[GIVEN TASK 1]: Rewrite the records from the line holding "sender-region: Кемеровская область" through the line holding "recipient-block: Родителям детей", inclusive, with "bbox" changed to "box" and nothing else altered. Give back only those lines.

[TEXT SHOWN]:
KEEP SPREADING THE HATE TO THE WORLD.

On Mar 21, 7:12 am, "Sam Rainsy Party of North America"
<[email protected]> wrote:
> Sunday, March 21, 2010
> Cambodian Parliament Member Mu Sochua Visits U.S., Speaks on Lack of Human 
> Rights at Home
>
> Mu Sochua with Secretary of State Hillary Clinton on the Occasion of the 
> Vital Voices Tribute to Global Women Leadership last week.
> M.P. Mu Sochua visits a paralyzed woman denied quality health services.
> Waving to her supporters, the odds are stacked against Cambodian Parliament 
> Member Mu Sochua. Many of her contemporaries in the opposition have been 
> assassinated.
> Cory Aquino fought with yellow ribbons, Aung San Suu Kyi fights with a 
> dignified silence. Cambodian Parliament Member Mu Sochua leads the opposition 
> with candles.
> Armed police in Phnom Penh blocking the opposition's anti-corruption march.
> Mu Sochua receives the Eleanor Roosevelt Award for leadership in human rights 
> from
> Allida Black, Director of the Eleanor Roosevelt Project at George Washington 
> University. (U.S. Mission Photo: Eric Bridiers.)
> Cambodian Parliament Member Mu Sochua, whose is in danger for leading the 
> opposition, with Jean-Michel Tijerina of the Cambodia Project and me in the 
> safety of New York City. (Photo courtesy of Nozomi Terao.)

[GIVEN TASK 2]: Write the next part of the forwarded message about Cambodian parliament member Mu Sochua, starting after its last sentence.

[MATERIAL FOR THIS EXERCISE]:
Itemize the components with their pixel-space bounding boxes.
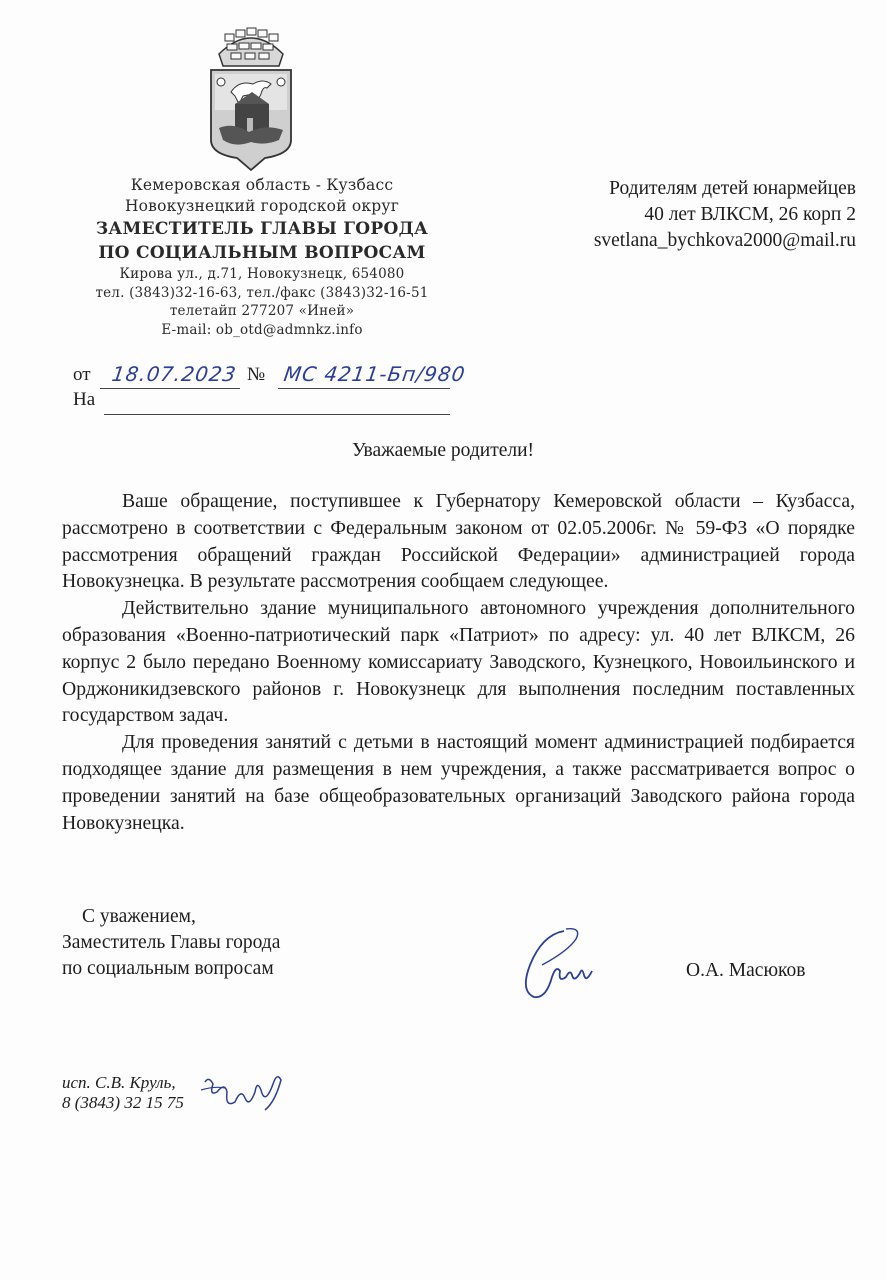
sender-region: Кемеровская область - Кузбасс bbox=[62, 175, 462, 196]
sender-block: Кемеровская область - Кузбасс Новокузнец… bbox=[62, 175, 462, 339]
sender-address: Кирова ул., д.71, Новокузнецк, 654080 bbox=[62, 265, 462, 284]
handwritten-number: МС 4211-Бп/980 bbox=[282, 362, 467, 386]
letter-page: Кемеровская область - Кузбасс Новокузнец… bbox=[0, 0, 886, 1280]
sender-teletype: телетайп 277207 «Иней» bbox=[62, 302, 462, 321]
city-coat-of-arms-icon bbox=[205, 22, 297, 172]
on-underline bbox=[104, 414, 450, 415]
closing-block: С уважением, Заместитель Главы города по… bbox=[62, 904, 280, 982]
sender-email: E-mail: ob_otd@admnkz.info bbox=[62, 321, 462, 340]
executor-signature-icon bbox=[195, 1062, 295, 1122]
closing-position-line1: Заместитель Главы города bbox=[62, 930, 280, 956]
signer-name: О.А. Масюков bbox=[686, 960, 805, 982]
recipient-email: svetlana_bychkova2000@mail.ru bbox=[594, 228, 856, 254]
closing-position-line2: по социальным вопросам bbox=[62, 956, 280, 982]
paragraph-3: Для проведения занятий с детьми в настоя… bbox=[62, 729, 855, 836]
recipient-block: Родителям детей юнармейцев 40 лет ВЛКСМ,… bbox=[594, 176, 856, 254]
ref-on-label: На bbox=[73, 389, 95, 411]
paragraph-2: Действительно здание муниципального авто… bbox=[62, 595, 855, 729]
sender-title-line1: ЗАМЕСТИТЕЛЬ ГЛАВЫ ГОРОДА bbox=[62, 217, 462, 241]
sender-district: Новокузнецкий городской округ bbox=[62, 196, 462, 217]
ref-number-label: № bbox=[247, 364, 265, 386]
letter-body: Ваше обращение, поступившее к Губернатор… bbox=[62, 488, 855, 836]
signature-icon bbox=[512, 925, 602, 1005]
date-underline bbox=[100, 388, 240, 389]
recipient-line1: Родителям детей юнармейцев bbox=[594, 176, 856, 202]
salutation: Уважаемые родители! bbox=[0, 440, 886, 462]
handwritten-date: 18.07.2023 bbox=[110, 362, 238, 386]
executor-name: исп. С.В. Круль, bbox=[62, 1073, 184, 1093]
sender-title-line2: ПО СОЦИАЛЬНЫМ ВОПРОСАМ bbox=[62, 241, 462, 265]
executor-block: исп. С.В. Круль, 8 (3843) 32 15 75 bbox=[62, 1073, 184, 1113]
ref-from-label: от bbox=[73, 364, 91, 386]
sender-phones: тел. (3843)32-16-63, тел./факс (3843)32-… bbox=[62, 284, 462, 303]
paragraph-1: Ваше обращение, поступившее к Губернатор… bbox=[62, 488, 855, 595]
recipient-line2: 40 лет ВЛКСМ, 26 корп 2 bbox=[594, 202, 856, 228]
number-underline bbox=[278, 388, 450, 389]
executor-phone: 8 (3843) 32 15 75 bbox=[62, 1093, 184, 1113]
closing-greeting: С уважением, bbox=[62, 904, 280, 930]
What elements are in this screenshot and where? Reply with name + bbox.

[EXPECTED OUTPUT 1]:
sender-region: Кемеровская область - Кузбасс box=[62, 175, 462, 196]
sender-block: Кемеровская область - Кузбасс Новокузнец… box=[62, 175, 462, 339]
sender-address: Кирова ул., д.71, Новокузнецк, 654080 box=[62, 265, 462, 284]
handwritten-number: МС 4211-Бп/980 box=[282, 362, 467, 386]
letter-page: Кемеровская область - Кузбасс Новокузнец… box=[0, 0, 886, 1280]
sender-teletype: телетайп 277207 «Иней» box=[62, 302, 462, 321]
city-coat-of-arms-icon box=[205, 22, 297, 172]
on-underline box=[104, 414, 450, 415]
closing-block: С уважением, Заместитель Главы города по… box=[62, 904, 280, 982]
sender-email: E-mail: ob_otd@admnkz.info box=[62, 321, 462, 340]
executor-signature-icon box=[195, 1062, 295, 1122]
closing-position-line1: Заместитель Главы города box=[62, 930, 280, 956]
signer-name: О.А. Масюков box=[686, 960, 805, 982]
recipient-email: svetlana_bychkova2000@mail.ru box=[594, 228, 856, 254]
closing-position-line2: по социальным вопросам box=[62, 956, 280, 982]
paragraph-3: Для проведения занятий с детьми в настоя… box=[62, 729, 855, 836]
recipient-block: Родителям детей юнармейцев 40 лет ВЛКСМ,… box=[594, 176, 856, 254]

[EXPECTED OUTPUT 2]:
>
> March 19, 2010
> Jim Luce
> The Huffington Post
>
> Jean-Michel Tijerina, CEO and Founder of the Cambodia Project, insisted I 
> must meet her.
>
> After an hour over coffee, I fully comprehended why.
>
> I was talking to the Cory Aquino or the Aung San Suu Kyi - of Cambodia.
>
> And given her courageous outspokenness, I am now very concerned for her 
> safety.
>
> Cambodian Parliament Member Mu Sochua (Wiki) is headed back to Cambodia where 
> she faces possible arrest and imprisonment. Yet she is headed back 
> nonetheless.
>
> She was in New York last week to attend Women in the World: Stories and 
> Solutions, a conference that provides a platform for women across the world 
> to tell the stories that have shaped their lives.
>
> Some of the speakers in attendance are well-known, like Hillary Clinton, 
> Diane von Furstenberg, and Queen Rania of Jordan. Other faces were less 
> familiar but shared no less powerful stories, such as Mu Sochua.
>
> This high-powered event was sponsored by HP, Exxon Mobil, Bank of America, 
> and Goldman Sachs' 10,000 Women, and follows on the heels of the Vital Voices 
> conference at Kennedy Center in Washington last week.
>
> They invited internationally prominent women such as Mu Sochua to 
> participate. In 2005, she was one of 1,000 women nominated for the Nobel 
> Peace Prize and has received many awards for her human rights work.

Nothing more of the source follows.